## AIM OF THE EXERCISE
Please reproduce the passage on flavonoids and kaempferol 3-glucoside in full, word for word.

Flavonoids, generally referred as di-phenyl propanes or C6-C3-C6 ring structures, which are found in large numbers in most plants and A.indica is one among them. Flavonoids are major classes of bioactive compounds, with wide range of biological and physiological activities [25,26]. Typically, flavonoids are attached to a variety of hydroxyl groups. In majority of the cases flavonoids will appear in conjugated forms or their hydroxyl groups associated with one or more sugar residues. Frequently they will be associated with carboxylic acids, amines, lipids and also connected with phenols. Studies reveal that flavonoids exhibit antioxidant activity, which is based on their linked structure, and also act as reducing agents, hydrogen-donating antioxidants and quenchers of singlet oxygen [26-28]. kaempferol 3-glucoside is an important flavonoid which has clinical importance. It is also known as astragalin and have been reported in several medicinal plants like Cuscuta chinensis, Camellia sinensis, Cassia alata, and Centella asiatica etc [29]. It has wide range of pharmacological activities like anti-inflammatory, antioxidant, neuroprotective, cardioprotective, anti-obesity, anti-osteoporotic, anti-cancer, anti-ulcer, and anti-diabetic properties. It regulates various pathways, by targeting various transcription factors like NF-κB, TNF-α, and TGF-β1; enzymes like iNOS, COX-2, PGE2, MMP-1, MMP-3, MIP-1α, COX-2, PGE-2, HK2, AChe, SOD, DRP-1, DDH, PLCc1, and GPX; kinases like JNK, MAPK, Akt, ERK, SAPK, IκBα, PI3K, and PKCβ2; cell adhesion proteins like E-cadherin, vimentin PAR-2, and NCam. It also plays a key role in regulating various apoptotic and anti-apoptotic proteins like Beclin-1, Bcl-2, Bax, Bcl-xL, cytochrome c, LC3A/B, caspase-3, caspase-9, procaspase-3,procaspase-8, and IgE. It also regulates various inflammatory cytokines like SOCS-3, SOCS-5, IL-1β, IL-4, IL-6, IL-8, IL-13, MCP-1, CXCL-1, CXCL-2, and IFN-c [29]. However, there were no reports its presence in South Indian species of A. Indica, especially from the region of Eastern Ghats. Thus, in the current study various vegetative parts of A. indica were assessed to identify the favonol glucosides like kaempferol-3-glucoside (C21H20O11), using new age chemical fingerprinting tools like LC-MS.

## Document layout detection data

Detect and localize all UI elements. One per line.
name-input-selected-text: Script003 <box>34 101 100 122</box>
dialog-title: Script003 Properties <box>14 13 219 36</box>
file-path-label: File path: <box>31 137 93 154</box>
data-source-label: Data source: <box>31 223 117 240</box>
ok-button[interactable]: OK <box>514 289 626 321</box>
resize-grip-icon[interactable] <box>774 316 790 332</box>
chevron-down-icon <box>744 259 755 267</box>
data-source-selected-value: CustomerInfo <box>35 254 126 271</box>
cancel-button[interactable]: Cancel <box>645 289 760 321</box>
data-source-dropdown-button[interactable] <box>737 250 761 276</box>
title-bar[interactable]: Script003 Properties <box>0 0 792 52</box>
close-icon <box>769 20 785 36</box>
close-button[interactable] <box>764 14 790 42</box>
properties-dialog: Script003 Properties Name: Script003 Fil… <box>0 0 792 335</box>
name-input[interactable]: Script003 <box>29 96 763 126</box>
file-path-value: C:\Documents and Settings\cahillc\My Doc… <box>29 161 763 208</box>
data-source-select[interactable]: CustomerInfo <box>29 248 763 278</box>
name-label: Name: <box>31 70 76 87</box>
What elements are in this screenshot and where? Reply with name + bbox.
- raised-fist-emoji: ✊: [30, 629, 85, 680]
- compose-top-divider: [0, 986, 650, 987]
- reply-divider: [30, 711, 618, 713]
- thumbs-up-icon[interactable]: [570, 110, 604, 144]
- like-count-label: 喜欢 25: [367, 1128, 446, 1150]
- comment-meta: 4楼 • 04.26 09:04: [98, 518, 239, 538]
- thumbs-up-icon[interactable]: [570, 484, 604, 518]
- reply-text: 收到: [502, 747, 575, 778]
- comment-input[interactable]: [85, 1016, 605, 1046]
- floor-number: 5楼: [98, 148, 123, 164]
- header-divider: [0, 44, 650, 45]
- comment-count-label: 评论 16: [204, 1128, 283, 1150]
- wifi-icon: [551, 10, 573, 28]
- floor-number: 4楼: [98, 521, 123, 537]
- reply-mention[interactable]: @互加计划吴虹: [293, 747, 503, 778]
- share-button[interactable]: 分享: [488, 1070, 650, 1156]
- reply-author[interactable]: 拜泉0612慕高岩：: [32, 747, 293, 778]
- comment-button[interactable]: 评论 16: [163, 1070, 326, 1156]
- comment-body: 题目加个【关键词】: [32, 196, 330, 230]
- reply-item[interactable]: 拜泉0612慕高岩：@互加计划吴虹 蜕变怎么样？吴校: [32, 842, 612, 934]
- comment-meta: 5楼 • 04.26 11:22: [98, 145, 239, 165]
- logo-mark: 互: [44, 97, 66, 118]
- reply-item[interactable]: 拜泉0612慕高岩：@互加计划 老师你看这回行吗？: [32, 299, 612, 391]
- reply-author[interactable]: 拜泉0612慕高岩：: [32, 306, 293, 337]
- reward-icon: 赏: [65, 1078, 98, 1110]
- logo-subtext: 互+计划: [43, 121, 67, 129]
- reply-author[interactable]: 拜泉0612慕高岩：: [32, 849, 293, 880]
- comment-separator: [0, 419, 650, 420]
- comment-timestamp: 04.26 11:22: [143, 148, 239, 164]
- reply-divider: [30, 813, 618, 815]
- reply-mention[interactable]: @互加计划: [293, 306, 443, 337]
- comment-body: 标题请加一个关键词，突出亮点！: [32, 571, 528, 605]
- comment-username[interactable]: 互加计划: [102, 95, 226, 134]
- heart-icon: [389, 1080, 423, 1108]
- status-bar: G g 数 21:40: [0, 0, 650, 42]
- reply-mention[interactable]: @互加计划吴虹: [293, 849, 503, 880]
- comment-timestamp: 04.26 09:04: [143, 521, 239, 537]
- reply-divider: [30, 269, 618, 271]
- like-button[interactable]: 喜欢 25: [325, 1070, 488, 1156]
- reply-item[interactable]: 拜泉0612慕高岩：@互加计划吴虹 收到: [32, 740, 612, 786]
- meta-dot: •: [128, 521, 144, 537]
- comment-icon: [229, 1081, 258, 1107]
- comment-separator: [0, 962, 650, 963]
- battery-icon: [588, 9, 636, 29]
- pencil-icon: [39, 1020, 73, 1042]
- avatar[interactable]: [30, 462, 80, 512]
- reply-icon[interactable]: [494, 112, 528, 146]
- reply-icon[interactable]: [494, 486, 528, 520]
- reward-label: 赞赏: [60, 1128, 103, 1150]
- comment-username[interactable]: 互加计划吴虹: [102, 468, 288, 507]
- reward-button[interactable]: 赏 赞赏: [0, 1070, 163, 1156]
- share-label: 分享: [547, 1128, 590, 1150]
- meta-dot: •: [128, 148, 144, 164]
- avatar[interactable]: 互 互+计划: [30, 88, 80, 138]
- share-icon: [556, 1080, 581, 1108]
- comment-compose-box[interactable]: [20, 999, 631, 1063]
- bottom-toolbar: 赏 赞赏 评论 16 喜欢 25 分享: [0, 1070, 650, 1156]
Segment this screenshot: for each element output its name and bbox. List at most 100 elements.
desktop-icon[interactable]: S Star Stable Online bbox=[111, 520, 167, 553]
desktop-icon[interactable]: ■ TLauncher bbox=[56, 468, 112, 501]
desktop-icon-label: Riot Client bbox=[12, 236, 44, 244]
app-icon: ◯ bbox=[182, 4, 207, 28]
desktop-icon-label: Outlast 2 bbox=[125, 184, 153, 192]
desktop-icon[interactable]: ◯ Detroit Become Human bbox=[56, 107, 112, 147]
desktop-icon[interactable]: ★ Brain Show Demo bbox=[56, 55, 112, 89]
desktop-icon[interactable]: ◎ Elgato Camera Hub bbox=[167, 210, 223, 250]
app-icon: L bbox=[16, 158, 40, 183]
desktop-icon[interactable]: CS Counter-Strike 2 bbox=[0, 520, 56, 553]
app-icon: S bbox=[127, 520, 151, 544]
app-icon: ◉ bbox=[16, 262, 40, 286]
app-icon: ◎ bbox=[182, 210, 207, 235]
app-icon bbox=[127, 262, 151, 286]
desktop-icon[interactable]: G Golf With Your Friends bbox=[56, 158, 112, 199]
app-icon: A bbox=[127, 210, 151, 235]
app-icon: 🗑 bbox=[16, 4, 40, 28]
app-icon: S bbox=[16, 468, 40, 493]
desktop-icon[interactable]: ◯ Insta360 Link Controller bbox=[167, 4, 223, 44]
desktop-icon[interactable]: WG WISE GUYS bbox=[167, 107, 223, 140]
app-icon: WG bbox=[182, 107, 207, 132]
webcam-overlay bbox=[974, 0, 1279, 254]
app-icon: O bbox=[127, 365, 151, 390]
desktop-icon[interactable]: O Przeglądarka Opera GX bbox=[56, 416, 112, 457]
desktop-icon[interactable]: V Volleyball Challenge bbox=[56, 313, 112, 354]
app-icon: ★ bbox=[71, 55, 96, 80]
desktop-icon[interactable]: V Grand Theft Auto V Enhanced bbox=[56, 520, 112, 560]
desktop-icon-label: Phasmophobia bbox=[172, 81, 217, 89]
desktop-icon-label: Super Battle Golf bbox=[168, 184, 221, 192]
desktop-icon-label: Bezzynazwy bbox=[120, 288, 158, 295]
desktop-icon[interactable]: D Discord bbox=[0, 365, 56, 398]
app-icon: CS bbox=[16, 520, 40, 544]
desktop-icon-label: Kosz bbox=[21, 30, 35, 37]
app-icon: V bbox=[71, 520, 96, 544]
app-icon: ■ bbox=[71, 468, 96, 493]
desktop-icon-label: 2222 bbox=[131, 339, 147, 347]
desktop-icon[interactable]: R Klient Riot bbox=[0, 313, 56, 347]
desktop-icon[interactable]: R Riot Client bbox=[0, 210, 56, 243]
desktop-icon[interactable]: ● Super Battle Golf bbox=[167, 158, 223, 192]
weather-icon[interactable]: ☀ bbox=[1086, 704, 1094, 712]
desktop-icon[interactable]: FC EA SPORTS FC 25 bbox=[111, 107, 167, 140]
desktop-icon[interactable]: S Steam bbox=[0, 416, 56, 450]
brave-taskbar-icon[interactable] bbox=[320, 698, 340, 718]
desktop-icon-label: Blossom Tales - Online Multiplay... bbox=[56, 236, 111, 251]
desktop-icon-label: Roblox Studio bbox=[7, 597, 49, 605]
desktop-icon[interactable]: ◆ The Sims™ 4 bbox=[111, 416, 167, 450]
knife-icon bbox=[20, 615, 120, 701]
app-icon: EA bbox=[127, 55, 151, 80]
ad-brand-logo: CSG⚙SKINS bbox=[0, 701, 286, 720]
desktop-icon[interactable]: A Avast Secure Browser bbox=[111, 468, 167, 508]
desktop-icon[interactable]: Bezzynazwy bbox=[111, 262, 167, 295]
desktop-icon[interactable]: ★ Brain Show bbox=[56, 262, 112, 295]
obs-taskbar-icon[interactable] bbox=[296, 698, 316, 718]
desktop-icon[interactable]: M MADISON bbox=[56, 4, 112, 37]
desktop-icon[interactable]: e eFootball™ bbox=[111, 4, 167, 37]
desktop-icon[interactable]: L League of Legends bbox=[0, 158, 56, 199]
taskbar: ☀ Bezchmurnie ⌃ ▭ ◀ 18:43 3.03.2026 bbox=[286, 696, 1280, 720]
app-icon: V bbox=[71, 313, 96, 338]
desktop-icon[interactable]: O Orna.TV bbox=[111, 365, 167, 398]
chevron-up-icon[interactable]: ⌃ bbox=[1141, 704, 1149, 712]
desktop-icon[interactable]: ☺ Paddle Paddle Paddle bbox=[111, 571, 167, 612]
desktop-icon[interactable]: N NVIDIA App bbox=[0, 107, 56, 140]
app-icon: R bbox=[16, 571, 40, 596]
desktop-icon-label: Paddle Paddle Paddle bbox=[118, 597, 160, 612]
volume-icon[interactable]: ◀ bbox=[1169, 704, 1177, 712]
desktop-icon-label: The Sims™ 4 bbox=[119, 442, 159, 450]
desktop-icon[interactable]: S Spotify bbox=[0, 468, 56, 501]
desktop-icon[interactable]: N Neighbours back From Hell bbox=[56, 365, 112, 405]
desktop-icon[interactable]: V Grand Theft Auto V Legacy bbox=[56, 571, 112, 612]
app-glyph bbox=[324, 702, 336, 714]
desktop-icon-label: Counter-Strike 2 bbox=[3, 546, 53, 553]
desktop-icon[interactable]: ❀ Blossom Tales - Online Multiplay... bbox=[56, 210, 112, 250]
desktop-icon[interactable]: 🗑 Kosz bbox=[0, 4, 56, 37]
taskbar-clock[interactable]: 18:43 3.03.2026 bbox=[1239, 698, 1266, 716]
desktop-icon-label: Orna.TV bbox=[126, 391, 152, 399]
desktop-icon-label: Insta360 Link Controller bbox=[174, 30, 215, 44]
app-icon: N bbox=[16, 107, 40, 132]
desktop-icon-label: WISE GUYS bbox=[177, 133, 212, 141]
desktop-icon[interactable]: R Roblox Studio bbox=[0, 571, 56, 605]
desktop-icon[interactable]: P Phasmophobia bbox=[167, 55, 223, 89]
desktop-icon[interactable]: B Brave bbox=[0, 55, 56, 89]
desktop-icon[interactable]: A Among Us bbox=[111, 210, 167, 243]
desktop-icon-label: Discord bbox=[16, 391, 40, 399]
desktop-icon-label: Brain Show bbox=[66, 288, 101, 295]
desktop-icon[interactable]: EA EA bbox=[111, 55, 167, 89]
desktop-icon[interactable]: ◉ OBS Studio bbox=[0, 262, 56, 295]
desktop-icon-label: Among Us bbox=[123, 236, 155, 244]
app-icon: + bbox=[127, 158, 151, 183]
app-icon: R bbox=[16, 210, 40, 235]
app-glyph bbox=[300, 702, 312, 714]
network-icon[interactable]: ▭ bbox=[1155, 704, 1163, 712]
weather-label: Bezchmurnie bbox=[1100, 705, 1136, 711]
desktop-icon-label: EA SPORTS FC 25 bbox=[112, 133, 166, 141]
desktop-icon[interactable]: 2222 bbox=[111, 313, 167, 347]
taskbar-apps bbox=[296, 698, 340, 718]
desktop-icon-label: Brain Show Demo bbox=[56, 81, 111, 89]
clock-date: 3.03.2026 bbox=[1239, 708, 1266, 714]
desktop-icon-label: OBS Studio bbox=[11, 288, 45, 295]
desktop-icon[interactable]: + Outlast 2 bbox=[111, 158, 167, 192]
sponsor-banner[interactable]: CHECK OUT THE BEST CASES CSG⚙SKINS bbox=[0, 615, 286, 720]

## ANSWER SECTION
Flavonoids, generally referred as di-phenyl propanes or C6-C3-C6 ring structures, which are found in large numbers in most plants and A.indica is one among them. Flavonoids are major classes of bioactive compounds, with wide range of biological and physiological activities [25,26]. Typically, flavonoids are attached to a variety of hydroxyl groups. In majority of the cases flavonoids will appear in conjugated forms or their hydroxyl groups associated with one or more sugar residues. Frequently they will be associated with carboxylic acids, amines, lipids and also connected with phenols. Studies reveal that flavonoids exhibit antioxidant activity, which is based on their linked structure, and also act as reducing agents, hydrogen-donating antioxidants and quenchers of singlet oxygen [26-28]. kaempferol 3-glucoside is an important flavonoid which has clinical importance. It is also known as astragalin and have been reported in several medicinal plants like Cuscuta chinensis, Camellia sinensis, Cassia alata, and Centella asiatica etc [29]. It has wide range of pharmacological activities like anti-inflammatory, antioxidant, neuroprotective, cardioprotective, anti-obesity, anti-osteoporotic, anti-cancer, anti-ulcer, and anti-diabetic properties. It regulates various pathways, by targeting various transcription factors like NF-κB, TNF-α, and TGF-β1; enzymes like iNOS, COX-2, PGE2, MMP-1, MMP-3, MIP-1α, COX-2, PGE-2, HK2, AChe, SOD, DRP-1, DDH, PLCc1, and GPX; kinases like JNK, MAPK, Akt, ERK, SAPK, IκBα, PI3K, and PKCβ2; cell adhesion proteins like E-cadherin, vimentin PAR-2, and NCam. It also plays a key role in regulating various apoptotic and anti-apoptotic proteins like Beclin-1, Bcl-2, Bax, Bcl-xL, cytochrome c, LC3A/B, caspase-3, caspase-9, procaspase-3,procaspase-8, and IgE. It also regulates various inflammatory cytokines like SOCS-3, SOCS-5, IL-1β, IL-4, IL-6, IL-8, IL-13, MCP-1, CXCL-1, CXCL-2, and IFN-c [29]. However, there were no reports its presence in South Indian species of A. Indica, especially from the region of Eastern Ghats. Thus, in the current study various vegetative parts of A. indica were assessed to identify the favonol glucosides like kaempferol-3-glucoside (C21H20O11), using new age chemical fingerprinting tools like LC-MS.